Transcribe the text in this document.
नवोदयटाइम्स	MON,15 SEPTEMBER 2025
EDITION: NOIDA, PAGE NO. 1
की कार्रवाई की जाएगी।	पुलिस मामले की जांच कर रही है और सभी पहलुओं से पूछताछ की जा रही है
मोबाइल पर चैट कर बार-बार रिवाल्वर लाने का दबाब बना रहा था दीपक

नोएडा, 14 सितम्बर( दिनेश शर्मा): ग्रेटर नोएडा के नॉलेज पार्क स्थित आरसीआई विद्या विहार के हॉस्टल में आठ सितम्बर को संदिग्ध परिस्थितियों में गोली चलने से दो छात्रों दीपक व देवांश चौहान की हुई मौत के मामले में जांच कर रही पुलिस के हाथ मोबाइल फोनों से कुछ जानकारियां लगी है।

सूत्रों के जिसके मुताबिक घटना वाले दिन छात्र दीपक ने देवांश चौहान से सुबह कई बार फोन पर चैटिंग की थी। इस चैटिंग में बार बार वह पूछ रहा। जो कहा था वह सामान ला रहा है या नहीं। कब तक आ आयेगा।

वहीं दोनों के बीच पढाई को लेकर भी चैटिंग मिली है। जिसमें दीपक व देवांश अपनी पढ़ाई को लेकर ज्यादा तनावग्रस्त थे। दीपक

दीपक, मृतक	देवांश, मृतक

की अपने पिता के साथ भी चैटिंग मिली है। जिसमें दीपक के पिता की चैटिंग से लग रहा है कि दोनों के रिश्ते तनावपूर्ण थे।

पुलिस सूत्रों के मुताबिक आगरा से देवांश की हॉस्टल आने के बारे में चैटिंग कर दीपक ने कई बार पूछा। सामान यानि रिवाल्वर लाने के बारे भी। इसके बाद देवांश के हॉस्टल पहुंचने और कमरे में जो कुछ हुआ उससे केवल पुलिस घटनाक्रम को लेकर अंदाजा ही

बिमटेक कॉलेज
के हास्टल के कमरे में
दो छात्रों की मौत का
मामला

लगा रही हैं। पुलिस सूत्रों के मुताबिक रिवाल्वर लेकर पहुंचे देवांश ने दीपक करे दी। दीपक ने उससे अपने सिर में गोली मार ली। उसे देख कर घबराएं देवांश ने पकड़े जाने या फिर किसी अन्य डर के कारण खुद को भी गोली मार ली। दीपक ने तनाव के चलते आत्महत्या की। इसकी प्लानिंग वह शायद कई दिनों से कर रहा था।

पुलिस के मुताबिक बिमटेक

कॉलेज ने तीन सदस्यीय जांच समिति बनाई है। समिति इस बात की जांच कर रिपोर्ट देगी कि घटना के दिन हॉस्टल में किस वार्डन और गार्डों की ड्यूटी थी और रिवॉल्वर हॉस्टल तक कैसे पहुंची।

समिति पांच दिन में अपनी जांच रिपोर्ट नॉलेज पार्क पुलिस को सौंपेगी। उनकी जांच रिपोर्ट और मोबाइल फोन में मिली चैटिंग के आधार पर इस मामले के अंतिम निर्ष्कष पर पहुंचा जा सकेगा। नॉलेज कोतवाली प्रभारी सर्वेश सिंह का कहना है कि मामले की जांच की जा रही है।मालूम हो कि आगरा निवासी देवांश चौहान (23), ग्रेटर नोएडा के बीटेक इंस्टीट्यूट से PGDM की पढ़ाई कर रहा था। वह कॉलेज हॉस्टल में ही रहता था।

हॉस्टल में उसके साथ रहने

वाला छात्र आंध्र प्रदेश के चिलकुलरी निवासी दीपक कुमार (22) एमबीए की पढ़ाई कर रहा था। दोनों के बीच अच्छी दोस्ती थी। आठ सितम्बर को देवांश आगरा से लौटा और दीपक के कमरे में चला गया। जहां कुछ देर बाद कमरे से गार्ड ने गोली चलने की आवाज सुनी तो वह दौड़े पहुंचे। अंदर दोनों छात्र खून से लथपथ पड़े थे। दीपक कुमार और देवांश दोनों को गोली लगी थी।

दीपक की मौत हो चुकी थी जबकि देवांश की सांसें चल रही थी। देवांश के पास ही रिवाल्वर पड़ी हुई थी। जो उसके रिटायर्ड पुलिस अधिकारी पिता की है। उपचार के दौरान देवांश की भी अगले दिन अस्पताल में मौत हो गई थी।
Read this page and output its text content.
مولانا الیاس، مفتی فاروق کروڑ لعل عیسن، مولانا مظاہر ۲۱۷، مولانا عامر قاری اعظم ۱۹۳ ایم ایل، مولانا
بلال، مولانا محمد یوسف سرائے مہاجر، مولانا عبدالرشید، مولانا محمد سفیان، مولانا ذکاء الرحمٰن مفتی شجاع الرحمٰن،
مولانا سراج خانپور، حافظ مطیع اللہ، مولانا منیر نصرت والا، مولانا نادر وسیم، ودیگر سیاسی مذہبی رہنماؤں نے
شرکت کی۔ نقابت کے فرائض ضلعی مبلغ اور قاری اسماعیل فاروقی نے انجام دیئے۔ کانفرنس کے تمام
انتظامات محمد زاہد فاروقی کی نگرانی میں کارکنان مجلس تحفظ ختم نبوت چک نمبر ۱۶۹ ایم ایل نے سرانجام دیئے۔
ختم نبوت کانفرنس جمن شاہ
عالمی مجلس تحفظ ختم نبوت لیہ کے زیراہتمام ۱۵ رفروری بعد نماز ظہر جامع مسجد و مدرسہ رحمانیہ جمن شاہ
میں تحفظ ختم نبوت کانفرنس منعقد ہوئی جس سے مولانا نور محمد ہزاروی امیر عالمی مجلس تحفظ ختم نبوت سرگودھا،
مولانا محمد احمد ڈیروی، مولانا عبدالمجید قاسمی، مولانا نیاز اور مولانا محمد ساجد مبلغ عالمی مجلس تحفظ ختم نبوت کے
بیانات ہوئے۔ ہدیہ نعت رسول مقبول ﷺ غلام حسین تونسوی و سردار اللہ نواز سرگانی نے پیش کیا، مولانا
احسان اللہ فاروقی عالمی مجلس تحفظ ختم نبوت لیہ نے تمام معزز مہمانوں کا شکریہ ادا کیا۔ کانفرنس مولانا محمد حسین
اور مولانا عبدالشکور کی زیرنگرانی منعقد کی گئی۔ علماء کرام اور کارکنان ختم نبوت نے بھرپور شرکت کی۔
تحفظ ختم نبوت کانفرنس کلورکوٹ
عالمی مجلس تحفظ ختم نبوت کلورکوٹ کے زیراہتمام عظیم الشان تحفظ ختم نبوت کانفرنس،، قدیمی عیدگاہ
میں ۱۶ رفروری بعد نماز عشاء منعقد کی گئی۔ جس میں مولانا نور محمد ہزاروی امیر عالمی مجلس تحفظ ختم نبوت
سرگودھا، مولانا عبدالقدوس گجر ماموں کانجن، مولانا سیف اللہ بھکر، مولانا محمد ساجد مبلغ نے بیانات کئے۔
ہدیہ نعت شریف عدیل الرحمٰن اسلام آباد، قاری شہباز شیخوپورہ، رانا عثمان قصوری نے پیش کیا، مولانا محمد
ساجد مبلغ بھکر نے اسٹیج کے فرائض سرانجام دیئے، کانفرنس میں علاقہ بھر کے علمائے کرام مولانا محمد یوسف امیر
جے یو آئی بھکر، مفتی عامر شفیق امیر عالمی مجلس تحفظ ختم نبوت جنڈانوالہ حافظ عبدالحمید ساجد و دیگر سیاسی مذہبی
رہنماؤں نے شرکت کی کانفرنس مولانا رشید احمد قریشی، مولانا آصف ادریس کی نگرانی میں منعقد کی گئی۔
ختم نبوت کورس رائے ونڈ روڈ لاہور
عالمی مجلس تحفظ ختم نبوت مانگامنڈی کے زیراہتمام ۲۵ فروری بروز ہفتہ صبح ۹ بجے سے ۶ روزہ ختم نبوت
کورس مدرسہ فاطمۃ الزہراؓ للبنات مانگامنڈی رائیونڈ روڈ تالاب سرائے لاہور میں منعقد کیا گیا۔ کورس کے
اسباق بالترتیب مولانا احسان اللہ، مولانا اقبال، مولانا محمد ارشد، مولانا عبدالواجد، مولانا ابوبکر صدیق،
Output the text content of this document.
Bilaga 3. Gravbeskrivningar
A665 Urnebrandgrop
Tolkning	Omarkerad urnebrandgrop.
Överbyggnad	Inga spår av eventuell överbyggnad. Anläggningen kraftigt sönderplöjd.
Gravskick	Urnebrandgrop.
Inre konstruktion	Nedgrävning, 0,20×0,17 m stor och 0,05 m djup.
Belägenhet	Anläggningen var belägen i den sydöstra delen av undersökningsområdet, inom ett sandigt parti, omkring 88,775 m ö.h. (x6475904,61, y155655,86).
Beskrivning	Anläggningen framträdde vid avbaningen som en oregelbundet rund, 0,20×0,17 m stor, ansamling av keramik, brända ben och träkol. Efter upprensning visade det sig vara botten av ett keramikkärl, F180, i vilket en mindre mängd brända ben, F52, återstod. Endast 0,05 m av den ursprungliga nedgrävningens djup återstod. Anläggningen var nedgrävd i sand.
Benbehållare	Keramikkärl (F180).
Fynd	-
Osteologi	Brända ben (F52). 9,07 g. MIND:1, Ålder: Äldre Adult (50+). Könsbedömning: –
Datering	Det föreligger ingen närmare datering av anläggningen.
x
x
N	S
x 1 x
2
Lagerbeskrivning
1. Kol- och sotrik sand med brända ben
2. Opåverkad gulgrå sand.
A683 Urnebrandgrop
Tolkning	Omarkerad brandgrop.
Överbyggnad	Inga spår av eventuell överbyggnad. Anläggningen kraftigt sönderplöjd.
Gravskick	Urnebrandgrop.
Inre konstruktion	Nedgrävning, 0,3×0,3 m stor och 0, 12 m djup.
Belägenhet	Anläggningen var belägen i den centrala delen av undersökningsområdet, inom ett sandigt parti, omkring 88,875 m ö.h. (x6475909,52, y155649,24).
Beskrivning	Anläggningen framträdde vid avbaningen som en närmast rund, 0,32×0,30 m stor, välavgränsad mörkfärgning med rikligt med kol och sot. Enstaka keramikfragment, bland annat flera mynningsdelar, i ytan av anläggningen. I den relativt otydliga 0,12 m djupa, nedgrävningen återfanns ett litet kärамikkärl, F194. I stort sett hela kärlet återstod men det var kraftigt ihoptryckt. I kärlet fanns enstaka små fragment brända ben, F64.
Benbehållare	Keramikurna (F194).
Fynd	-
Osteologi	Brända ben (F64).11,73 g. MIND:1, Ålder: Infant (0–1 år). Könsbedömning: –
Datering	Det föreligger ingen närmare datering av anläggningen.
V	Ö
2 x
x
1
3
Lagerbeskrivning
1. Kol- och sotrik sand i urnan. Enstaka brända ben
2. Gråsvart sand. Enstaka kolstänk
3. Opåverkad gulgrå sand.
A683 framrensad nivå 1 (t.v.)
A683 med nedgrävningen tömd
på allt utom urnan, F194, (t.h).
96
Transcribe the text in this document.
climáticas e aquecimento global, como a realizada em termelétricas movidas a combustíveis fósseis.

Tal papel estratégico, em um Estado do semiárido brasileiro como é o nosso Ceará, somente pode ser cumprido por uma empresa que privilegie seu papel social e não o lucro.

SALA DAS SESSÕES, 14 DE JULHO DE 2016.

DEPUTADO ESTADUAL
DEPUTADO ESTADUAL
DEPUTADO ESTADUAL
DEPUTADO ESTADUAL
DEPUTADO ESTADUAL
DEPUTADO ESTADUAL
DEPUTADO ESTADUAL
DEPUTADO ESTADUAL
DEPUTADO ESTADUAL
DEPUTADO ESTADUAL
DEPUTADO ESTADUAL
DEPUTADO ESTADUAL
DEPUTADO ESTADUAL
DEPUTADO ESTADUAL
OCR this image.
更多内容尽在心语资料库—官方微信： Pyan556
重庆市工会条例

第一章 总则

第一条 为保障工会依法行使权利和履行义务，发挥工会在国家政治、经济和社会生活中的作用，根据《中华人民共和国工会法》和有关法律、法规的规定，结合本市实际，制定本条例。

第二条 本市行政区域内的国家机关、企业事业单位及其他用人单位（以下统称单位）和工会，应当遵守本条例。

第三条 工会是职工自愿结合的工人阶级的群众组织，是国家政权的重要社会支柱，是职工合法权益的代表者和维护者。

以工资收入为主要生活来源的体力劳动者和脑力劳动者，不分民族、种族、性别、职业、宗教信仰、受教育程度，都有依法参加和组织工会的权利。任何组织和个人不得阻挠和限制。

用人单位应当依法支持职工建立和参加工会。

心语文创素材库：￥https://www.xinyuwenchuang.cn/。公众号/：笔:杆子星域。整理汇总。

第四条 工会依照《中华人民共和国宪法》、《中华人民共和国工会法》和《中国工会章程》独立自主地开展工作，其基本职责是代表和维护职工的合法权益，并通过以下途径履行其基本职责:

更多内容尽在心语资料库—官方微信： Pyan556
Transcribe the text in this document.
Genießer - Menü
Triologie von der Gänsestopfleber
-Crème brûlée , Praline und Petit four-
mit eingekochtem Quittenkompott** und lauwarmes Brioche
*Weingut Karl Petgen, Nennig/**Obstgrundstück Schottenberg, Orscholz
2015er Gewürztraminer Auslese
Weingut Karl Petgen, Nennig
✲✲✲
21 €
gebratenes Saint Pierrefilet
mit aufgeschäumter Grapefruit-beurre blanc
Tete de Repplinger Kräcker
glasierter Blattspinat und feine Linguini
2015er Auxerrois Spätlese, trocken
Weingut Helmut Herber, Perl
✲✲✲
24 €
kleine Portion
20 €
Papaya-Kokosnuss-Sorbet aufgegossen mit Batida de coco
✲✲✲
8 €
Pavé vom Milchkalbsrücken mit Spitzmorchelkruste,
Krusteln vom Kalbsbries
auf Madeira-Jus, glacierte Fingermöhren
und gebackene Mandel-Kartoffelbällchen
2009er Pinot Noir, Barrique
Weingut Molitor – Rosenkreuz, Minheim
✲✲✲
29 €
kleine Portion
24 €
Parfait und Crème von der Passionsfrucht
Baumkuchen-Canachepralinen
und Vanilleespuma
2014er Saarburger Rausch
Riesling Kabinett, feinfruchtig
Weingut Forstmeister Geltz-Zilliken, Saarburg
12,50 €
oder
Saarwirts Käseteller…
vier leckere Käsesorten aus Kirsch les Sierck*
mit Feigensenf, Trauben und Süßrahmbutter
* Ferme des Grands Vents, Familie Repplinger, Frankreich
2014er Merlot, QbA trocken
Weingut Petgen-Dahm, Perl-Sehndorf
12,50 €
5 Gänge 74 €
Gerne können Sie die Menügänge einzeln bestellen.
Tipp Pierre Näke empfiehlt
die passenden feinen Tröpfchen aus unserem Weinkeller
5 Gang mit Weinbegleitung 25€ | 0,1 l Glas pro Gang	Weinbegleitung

++++++

What you will do
Pick out all lines containing the string "Osteologi".

Solution
Osteologi	Brända ben (F52). 9,07 g. MIND:1, Ålder: Äldre Adult (50+). Könsbedömning: –
Osteologi	Brända ben (F64).11,73 g. MIND:1, Ålder: Infant (0–1 år). Könsbedömning: –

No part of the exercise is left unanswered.